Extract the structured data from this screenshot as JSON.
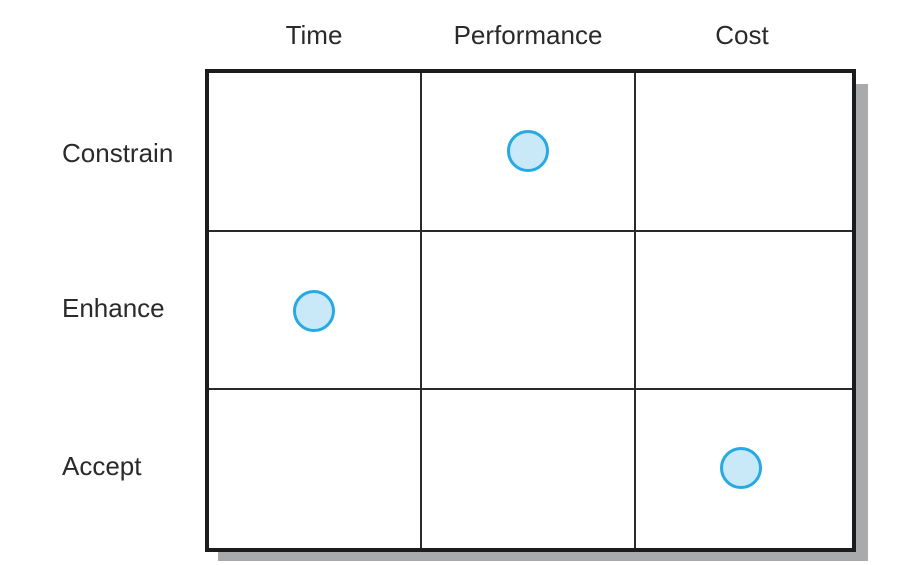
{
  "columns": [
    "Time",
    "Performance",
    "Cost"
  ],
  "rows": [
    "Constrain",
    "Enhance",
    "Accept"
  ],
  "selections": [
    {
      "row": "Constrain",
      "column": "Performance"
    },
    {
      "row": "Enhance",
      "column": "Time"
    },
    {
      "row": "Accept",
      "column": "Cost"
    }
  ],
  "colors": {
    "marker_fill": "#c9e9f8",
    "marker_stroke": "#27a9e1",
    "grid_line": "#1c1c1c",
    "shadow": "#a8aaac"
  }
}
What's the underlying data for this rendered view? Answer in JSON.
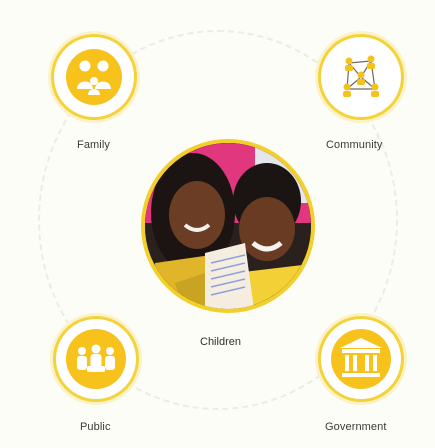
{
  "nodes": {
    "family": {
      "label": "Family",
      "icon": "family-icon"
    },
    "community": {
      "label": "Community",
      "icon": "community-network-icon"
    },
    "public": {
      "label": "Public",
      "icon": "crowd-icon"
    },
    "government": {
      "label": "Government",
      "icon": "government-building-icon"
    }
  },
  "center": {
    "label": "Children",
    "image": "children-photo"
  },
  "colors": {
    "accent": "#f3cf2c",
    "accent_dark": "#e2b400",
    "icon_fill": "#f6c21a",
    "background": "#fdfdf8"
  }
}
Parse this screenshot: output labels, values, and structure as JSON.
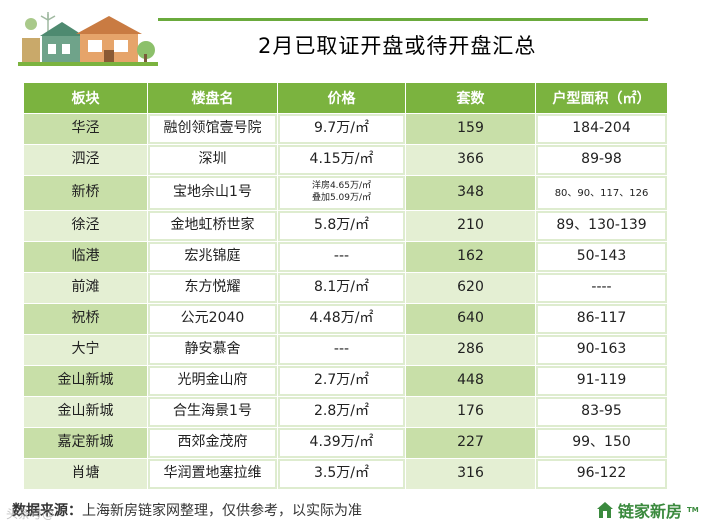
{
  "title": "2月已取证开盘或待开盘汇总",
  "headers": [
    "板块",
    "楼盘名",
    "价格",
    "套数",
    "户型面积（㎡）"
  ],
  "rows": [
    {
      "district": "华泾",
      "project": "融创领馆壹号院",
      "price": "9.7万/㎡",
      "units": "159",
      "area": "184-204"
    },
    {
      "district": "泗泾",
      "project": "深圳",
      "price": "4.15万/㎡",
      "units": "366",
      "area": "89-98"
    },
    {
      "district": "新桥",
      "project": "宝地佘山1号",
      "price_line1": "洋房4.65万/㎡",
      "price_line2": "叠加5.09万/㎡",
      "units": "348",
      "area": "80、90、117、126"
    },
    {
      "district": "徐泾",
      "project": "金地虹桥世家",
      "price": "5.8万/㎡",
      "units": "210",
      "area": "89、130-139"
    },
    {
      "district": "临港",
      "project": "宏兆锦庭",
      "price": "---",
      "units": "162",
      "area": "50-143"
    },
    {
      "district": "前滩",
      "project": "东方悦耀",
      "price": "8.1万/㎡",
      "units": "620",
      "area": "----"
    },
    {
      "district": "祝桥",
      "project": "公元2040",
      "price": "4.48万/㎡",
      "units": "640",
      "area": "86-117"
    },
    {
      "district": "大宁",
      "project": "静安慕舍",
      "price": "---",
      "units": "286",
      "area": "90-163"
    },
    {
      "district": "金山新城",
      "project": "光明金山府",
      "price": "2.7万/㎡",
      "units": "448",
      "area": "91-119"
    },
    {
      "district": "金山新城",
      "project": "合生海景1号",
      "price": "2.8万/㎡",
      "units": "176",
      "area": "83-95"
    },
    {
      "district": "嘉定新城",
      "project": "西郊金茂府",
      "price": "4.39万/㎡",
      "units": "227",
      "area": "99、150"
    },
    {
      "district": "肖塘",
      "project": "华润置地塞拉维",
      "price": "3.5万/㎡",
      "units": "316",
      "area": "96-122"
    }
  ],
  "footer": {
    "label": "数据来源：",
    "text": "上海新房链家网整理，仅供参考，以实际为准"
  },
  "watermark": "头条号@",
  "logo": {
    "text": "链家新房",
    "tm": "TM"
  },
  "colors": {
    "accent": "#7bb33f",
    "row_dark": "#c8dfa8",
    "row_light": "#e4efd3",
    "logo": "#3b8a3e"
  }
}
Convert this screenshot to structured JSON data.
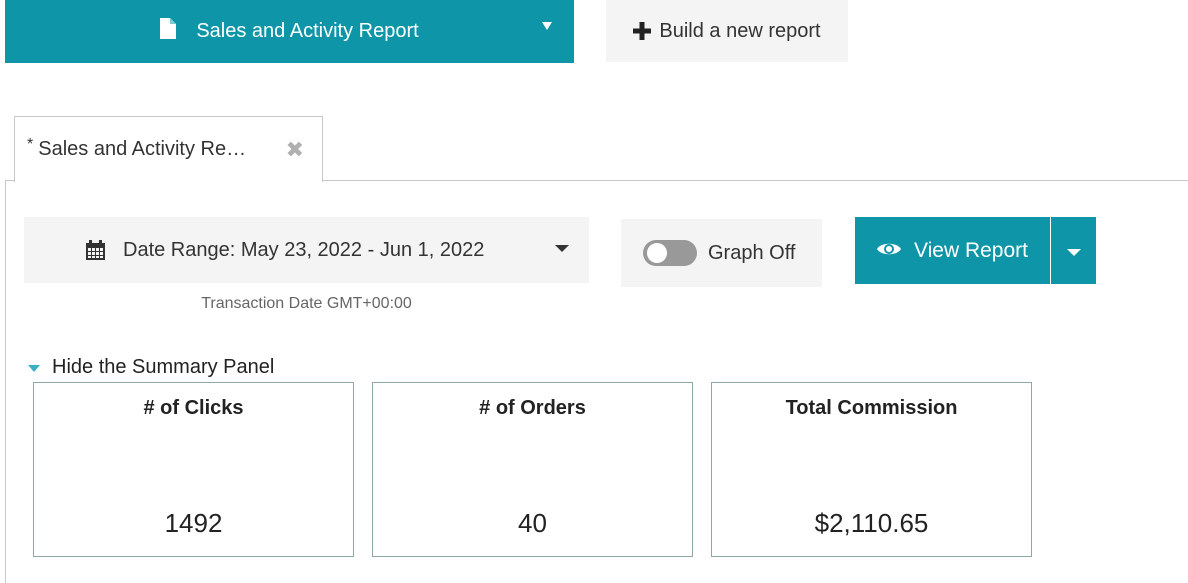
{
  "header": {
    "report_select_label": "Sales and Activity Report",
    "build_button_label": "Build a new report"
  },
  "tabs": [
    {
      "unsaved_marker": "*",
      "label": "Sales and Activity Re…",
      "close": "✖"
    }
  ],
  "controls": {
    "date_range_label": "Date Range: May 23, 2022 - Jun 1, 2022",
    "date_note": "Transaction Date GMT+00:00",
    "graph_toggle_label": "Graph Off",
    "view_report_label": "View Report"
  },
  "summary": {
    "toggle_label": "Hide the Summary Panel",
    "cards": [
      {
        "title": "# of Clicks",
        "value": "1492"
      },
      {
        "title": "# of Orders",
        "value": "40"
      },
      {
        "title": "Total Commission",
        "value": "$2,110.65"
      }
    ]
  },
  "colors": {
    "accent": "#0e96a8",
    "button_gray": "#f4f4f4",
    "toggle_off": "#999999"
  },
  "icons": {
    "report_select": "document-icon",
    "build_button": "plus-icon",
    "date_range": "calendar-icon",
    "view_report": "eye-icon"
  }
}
——
§ Task objective
Identify which lines contain the word "units" and copy each one.

§ Solution for this exercise
      "units": "159",
      "units": "366",
      "units": "348",
      "units": "210",
      "units": "162",
      "units": "620",
      "units": "640",
      "units": "286",
      "units": "448",
      "units": "176",
      "units": "227",
      "units": "316",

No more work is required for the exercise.